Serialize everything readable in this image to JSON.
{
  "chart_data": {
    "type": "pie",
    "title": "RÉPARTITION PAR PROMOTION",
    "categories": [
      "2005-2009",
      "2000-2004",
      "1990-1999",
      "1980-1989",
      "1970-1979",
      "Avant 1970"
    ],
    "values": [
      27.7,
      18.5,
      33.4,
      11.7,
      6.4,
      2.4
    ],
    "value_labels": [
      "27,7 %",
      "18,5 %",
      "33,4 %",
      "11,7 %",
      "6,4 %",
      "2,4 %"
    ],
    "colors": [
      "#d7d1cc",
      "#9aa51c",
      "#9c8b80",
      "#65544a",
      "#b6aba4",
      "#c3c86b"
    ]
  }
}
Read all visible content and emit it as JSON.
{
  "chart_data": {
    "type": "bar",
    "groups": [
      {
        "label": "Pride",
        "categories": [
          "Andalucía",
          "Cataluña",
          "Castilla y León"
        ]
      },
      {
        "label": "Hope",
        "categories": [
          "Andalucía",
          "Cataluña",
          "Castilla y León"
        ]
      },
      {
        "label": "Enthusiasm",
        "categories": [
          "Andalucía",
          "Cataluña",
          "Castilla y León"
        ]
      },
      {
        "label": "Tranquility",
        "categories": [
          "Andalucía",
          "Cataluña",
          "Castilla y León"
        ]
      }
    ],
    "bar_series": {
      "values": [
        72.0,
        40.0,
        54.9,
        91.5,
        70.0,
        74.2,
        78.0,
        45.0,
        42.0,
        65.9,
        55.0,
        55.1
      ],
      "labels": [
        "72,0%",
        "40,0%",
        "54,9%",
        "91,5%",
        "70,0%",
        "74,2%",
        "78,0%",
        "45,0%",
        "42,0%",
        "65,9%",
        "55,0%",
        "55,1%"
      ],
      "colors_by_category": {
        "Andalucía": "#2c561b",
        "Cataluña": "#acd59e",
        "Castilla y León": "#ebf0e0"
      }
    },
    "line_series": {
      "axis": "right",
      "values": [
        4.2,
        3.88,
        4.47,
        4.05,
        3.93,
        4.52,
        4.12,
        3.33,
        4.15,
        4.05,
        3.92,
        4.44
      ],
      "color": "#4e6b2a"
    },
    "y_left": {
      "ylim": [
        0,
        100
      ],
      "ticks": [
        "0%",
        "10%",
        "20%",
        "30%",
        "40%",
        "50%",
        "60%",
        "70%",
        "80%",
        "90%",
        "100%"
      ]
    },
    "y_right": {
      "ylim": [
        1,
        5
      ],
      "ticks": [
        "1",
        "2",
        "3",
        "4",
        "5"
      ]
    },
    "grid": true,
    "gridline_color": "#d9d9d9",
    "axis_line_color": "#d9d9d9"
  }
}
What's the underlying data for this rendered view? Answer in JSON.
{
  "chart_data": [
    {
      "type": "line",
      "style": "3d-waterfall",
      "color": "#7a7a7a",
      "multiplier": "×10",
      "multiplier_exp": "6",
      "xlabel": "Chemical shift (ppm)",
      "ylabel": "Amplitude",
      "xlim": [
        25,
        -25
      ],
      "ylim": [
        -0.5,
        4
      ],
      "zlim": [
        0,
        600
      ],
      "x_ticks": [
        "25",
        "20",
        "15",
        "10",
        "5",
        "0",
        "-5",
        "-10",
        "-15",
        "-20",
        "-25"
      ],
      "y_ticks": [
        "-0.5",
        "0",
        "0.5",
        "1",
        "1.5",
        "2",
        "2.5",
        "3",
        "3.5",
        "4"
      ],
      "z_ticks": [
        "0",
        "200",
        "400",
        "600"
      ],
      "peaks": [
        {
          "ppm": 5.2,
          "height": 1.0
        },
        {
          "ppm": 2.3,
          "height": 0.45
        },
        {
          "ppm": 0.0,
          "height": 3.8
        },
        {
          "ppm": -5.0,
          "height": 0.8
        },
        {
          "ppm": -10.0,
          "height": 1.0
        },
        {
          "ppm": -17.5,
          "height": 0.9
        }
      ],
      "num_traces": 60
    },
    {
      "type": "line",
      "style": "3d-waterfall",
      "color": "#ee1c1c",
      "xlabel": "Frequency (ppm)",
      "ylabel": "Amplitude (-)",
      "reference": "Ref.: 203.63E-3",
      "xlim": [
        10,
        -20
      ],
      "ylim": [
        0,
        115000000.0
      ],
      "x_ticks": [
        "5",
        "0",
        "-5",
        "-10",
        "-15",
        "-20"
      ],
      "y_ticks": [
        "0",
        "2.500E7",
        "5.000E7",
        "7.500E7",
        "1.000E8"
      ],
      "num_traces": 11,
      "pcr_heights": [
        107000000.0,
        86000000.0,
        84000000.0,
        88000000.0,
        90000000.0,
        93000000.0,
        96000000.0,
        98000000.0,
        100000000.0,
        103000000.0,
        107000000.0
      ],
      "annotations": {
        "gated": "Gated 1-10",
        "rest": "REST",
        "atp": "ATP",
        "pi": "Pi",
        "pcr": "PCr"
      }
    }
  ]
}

= = = = = = =

**Exercise requirements:** Write out every line of the preceding listing that contains "Amplitude".

**Answer:**
      "ylabel": "Amplitude",
      "ylabel": "Amplitude (-)",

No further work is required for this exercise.